_REQUIREMENT_
In the listing below, locate the lines bearing the word "bird". Copy every one of them.

_DATA IN THIS EXERCISE_
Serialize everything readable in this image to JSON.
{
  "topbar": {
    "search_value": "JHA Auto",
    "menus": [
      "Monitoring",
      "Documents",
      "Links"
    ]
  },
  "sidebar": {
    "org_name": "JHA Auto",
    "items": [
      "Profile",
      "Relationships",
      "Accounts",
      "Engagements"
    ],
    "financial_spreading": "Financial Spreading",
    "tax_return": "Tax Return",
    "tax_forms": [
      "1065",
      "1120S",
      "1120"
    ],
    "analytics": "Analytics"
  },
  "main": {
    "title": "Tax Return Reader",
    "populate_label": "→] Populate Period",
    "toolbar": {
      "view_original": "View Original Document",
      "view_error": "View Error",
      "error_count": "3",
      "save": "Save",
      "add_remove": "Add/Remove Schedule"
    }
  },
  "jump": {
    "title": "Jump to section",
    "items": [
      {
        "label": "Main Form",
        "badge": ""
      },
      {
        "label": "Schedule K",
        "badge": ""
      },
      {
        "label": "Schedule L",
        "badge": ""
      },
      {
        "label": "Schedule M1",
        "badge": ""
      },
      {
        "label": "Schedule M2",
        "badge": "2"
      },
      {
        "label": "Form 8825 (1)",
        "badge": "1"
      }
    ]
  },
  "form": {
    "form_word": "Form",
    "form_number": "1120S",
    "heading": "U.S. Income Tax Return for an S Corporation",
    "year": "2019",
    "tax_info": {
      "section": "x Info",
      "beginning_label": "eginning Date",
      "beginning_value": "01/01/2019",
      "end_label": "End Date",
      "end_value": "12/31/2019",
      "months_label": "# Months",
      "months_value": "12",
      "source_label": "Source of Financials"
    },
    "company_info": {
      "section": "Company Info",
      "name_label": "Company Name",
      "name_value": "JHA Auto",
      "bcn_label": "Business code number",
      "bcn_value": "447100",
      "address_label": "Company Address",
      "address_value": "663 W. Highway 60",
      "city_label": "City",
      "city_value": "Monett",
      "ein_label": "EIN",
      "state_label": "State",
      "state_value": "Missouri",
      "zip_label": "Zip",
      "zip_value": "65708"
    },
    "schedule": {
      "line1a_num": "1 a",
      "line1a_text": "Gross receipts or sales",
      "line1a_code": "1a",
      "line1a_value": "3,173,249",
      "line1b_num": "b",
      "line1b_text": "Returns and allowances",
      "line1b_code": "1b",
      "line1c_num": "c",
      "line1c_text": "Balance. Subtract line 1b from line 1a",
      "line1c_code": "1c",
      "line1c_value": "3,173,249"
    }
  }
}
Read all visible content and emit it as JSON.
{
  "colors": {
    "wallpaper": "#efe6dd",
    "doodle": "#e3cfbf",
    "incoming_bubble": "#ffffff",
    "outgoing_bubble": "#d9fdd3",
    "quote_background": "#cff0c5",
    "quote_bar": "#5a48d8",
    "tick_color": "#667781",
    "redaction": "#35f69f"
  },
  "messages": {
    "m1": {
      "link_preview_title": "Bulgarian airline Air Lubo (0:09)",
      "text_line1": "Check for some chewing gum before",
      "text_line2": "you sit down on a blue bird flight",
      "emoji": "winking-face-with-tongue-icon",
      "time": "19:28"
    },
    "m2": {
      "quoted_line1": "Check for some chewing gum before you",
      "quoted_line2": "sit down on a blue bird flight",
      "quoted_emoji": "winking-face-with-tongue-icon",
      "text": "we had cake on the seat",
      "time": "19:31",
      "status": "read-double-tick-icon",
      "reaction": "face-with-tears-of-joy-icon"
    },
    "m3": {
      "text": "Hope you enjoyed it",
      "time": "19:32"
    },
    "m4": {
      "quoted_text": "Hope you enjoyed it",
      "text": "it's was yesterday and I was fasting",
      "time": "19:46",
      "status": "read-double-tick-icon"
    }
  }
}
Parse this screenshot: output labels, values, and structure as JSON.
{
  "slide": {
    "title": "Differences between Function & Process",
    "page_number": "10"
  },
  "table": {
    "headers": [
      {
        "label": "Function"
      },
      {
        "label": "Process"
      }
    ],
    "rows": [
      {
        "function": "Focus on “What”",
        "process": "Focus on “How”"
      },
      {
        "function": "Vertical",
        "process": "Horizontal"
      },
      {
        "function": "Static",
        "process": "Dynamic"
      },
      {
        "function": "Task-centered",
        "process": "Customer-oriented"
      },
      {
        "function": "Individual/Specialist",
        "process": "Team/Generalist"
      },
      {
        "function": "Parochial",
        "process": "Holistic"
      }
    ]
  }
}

_EXERCISE ANSWER_
      "text_line2": "you sit down on a blue bird flight",
      "quoted_line2": "sit down on a blue bird flight",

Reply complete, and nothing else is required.